• Page transcription dataset items:
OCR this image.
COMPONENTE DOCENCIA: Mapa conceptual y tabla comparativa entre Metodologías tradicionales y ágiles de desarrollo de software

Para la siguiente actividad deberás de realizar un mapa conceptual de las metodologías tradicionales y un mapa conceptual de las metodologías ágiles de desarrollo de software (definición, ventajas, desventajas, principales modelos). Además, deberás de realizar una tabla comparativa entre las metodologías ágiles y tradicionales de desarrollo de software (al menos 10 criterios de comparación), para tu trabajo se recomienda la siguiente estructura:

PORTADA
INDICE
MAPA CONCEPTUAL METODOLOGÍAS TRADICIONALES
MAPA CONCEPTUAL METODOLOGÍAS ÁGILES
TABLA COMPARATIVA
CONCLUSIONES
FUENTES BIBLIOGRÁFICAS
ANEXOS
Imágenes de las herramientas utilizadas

• Problem requirements: Nothing in the records may be left out; transcribe all of them exactly.

• Solution for this problem:
OCR this image.
COMPONENTE DOCENCIA: Mapa conceptual y tabla comparativa entre Metodologías tradicionales y ágiles de desarrollo de software

Para la siguiente actividad deberás de realizar un mapa conceptual de las metodologías tradicionales y un mapa conceptual de las metodologías ágiles de desarrollo de software (definición, ventajas, desventajas, principales modelos). Además, deberás de realizar una tabla comparativa entre las metodologías ágiles y tradicionales de desarrollo de software (al menos 10 criterios de comparación), para tu trabajo se recomienda la siguiente estructura:

PORTADA
INDICE
MAPA CONCEPTUAL METODOLOGÍAS TRADICIONALES
MAPA CONCEPTUAL METODOLOGÍAS ÁGILES
TABLA COMPARATIVA
CONCLUSIONES
FUENTES BIBLIOGRÁFICAS
ANEXOS
Imágenes de las herramientas utilizadas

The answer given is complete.